>> Start SUPPLIED INFORMATION
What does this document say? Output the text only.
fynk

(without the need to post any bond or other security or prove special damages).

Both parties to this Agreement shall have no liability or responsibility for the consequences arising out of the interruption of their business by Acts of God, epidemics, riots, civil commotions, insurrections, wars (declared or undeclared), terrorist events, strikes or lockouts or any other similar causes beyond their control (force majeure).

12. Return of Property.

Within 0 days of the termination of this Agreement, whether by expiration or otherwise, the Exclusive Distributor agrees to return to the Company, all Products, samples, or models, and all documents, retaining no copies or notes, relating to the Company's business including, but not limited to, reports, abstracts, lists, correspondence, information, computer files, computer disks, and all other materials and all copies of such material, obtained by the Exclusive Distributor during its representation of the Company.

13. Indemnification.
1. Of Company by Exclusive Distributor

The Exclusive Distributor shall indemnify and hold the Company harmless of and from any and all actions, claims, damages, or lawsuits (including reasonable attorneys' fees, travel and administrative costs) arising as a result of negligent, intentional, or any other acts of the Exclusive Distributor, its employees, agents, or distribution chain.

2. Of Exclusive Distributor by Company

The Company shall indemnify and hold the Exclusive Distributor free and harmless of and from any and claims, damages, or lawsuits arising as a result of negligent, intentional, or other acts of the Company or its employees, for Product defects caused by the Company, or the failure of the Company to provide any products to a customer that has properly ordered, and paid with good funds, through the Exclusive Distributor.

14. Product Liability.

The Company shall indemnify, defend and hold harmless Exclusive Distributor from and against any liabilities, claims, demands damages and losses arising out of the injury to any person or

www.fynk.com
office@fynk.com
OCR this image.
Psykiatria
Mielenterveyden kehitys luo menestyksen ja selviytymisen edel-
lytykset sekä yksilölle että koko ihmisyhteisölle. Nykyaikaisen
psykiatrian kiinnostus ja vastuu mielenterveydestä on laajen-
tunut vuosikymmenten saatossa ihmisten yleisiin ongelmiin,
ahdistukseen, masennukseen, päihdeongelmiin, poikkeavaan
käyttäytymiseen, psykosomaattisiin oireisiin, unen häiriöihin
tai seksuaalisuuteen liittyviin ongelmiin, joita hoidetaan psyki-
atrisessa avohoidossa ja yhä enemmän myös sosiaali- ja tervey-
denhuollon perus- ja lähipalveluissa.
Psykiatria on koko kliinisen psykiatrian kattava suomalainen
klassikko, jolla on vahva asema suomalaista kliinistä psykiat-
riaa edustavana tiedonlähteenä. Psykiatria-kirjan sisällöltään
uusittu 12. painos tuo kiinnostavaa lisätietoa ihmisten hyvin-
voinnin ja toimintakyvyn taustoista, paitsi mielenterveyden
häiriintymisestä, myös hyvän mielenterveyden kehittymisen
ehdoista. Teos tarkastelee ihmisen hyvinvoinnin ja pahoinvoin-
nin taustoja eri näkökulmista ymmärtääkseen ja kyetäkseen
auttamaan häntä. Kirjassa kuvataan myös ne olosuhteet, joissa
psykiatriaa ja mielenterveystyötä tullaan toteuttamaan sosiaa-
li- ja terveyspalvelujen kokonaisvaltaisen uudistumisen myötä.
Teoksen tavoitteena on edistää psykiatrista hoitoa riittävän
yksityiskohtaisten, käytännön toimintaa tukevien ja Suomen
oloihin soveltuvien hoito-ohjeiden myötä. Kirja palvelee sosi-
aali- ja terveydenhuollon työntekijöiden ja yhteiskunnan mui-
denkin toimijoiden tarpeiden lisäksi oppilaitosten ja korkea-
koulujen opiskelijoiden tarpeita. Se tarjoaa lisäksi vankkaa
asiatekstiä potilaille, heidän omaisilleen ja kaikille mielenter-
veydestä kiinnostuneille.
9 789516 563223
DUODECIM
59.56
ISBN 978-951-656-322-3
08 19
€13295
>> End SUPPLIED INFORMATION
State the number of lines in these entries that include the string "lisäksi". Provide nothing beyond that number.

__WRITTEN RESPONSE__.
2